__Written instruction__.
From the listing below, pull each line that includes "screenshot".

__Entries provided__.
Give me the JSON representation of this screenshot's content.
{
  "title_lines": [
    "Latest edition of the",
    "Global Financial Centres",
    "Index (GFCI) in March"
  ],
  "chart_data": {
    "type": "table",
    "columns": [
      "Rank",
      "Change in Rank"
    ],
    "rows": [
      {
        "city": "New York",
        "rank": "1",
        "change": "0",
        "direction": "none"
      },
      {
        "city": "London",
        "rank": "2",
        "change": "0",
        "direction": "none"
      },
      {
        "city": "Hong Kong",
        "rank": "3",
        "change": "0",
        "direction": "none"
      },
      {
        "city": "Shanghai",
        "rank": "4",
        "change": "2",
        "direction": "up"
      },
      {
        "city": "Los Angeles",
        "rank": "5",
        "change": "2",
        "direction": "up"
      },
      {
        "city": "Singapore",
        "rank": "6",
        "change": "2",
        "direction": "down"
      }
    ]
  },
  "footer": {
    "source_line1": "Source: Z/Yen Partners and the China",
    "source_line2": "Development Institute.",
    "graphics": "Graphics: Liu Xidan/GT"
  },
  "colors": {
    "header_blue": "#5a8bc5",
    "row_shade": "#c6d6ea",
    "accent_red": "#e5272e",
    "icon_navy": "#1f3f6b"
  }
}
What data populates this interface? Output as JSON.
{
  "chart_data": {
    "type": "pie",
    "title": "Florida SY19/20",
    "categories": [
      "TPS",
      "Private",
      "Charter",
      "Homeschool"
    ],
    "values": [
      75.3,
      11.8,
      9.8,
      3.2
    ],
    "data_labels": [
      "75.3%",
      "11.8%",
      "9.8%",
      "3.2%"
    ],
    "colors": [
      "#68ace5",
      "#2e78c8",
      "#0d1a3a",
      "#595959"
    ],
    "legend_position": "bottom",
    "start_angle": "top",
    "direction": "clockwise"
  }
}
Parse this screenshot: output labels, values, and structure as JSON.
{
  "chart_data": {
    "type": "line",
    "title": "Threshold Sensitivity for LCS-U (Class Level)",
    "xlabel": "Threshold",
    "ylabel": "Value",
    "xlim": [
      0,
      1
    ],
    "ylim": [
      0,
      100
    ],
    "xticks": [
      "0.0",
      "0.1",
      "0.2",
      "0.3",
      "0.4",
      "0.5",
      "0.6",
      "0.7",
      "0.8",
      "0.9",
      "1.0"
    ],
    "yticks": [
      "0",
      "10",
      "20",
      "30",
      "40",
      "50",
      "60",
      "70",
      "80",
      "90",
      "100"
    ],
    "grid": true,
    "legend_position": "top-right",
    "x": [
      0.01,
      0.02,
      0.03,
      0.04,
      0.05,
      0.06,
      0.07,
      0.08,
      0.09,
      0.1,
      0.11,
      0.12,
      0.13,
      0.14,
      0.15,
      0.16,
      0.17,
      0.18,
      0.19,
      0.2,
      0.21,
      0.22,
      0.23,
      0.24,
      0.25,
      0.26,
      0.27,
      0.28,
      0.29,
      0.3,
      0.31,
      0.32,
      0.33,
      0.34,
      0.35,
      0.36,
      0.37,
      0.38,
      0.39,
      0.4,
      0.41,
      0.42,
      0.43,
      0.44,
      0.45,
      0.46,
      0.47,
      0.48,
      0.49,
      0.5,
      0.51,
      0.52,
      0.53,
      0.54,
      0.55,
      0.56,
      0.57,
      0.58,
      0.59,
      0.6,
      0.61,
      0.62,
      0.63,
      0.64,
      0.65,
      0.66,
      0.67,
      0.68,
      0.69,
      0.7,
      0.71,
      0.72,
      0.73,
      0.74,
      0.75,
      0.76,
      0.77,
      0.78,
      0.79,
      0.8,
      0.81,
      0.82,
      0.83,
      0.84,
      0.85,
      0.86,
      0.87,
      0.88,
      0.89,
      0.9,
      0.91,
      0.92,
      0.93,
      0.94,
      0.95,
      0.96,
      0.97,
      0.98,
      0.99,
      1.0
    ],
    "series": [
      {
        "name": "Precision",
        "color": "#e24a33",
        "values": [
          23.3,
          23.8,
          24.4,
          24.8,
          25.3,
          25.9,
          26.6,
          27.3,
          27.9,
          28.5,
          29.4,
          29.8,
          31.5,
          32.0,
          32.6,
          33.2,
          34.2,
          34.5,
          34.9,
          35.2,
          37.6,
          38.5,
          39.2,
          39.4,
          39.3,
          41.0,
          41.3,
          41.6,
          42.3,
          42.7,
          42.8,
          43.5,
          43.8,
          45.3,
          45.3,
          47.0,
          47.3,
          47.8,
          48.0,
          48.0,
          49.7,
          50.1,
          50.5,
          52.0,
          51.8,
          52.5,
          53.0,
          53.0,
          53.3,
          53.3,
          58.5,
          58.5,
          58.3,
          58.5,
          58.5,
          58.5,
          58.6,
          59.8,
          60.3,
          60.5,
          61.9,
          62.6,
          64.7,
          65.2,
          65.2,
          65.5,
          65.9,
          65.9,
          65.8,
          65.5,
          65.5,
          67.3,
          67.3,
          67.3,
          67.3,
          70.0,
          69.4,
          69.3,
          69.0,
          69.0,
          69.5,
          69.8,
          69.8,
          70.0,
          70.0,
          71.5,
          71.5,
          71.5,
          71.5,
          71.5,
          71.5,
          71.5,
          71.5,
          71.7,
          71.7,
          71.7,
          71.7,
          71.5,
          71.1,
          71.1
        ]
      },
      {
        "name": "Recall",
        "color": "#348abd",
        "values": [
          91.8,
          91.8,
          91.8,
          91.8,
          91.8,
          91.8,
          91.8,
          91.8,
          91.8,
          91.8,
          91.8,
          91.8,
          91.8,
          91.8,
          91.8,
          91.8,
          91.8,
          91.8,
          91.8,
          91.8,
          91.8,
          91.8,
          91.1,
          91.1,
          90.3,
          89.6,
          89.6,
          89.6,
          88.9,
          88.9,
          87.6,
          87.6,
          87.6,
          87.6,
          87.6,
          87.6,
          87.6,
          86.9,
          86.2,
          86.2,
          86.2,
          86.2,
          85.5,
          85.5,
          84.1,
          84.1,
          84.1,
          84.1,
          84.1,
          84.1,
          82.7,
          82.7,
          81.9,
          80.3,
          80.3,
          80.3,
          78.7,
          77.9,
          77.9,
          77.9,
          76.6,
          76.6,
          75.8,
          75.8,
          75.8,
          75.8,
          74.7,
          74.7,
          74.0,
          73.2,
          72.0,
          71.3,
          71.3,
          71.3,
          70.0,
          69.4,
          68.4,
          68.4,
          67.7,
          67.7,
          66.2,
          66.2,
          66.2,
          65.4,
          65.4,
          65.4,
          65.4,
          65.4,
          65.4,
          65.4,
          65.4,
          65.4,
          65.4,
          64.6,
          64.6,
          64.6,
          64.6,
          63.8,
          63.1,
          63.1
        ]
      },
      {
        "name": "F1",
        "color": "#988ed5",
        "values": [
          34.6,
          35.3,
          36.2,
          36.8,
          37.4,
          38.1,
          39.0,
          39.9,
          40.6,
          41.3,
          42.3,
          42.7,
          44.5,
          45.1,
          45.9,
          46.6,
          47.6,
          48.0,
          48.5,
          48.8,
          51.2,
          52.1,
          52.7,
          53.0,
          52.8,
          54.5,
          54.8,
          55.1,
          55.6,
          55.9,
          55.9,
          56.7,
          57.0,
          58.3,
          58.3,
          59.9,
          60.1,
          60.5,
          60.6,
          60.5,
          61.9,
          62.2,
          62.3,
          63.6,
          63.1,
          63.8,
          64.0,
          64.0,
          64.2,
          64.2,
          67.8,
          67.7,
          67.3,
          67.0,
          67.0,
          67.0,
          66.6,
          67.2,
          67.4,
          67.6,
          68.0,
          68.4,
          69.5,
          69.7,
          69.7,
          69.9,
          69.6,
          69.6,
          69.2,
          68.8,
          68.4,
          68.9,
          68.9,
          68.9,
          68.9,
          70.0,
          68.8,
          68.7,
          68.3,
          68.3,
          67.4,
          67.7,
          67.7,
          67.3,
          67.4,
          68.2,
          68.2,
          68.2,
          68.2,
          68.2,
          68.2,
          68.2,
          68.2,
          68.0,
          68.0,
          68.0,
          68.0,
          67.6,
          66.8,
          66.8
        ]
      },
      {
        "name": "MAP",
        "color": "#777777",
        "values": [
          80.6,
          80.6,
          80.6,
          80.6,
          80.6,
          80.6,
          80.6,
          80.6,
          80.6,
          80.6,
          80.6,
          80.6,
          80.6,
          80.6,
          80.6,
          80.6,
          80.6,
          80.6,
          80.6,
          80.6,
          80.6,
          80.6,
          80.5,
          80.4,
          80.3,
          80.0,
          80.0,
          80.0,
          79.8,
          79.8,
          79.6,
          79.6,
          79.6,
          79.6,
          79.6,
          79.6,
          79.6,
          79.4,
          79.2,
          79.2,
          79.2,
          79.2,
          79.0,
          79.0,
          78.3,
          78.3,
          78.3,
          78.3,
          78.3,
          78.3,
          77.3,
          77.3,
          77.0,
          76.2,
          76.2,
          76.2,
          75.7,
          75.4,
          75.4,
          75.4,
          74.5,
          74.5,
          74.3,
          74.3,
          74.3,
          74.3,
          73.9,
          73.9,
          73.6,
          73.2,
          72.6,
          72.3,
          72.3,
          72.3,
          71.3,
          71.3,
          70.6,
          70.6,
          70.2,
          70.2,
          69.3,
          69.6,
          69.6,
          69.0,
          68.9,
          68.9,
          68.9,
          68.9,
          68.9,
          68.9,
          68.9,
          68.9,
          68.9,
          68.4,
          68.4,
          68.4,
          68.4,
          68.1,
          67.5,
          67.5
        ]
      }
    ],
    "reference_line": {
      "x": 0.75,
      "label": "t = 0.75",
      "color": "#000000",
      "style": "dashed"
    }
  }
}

__Full solution__.
Give me the JSON representation of this screenshot's content.
Parse this screenshot: output labels, values, and structure as JSON.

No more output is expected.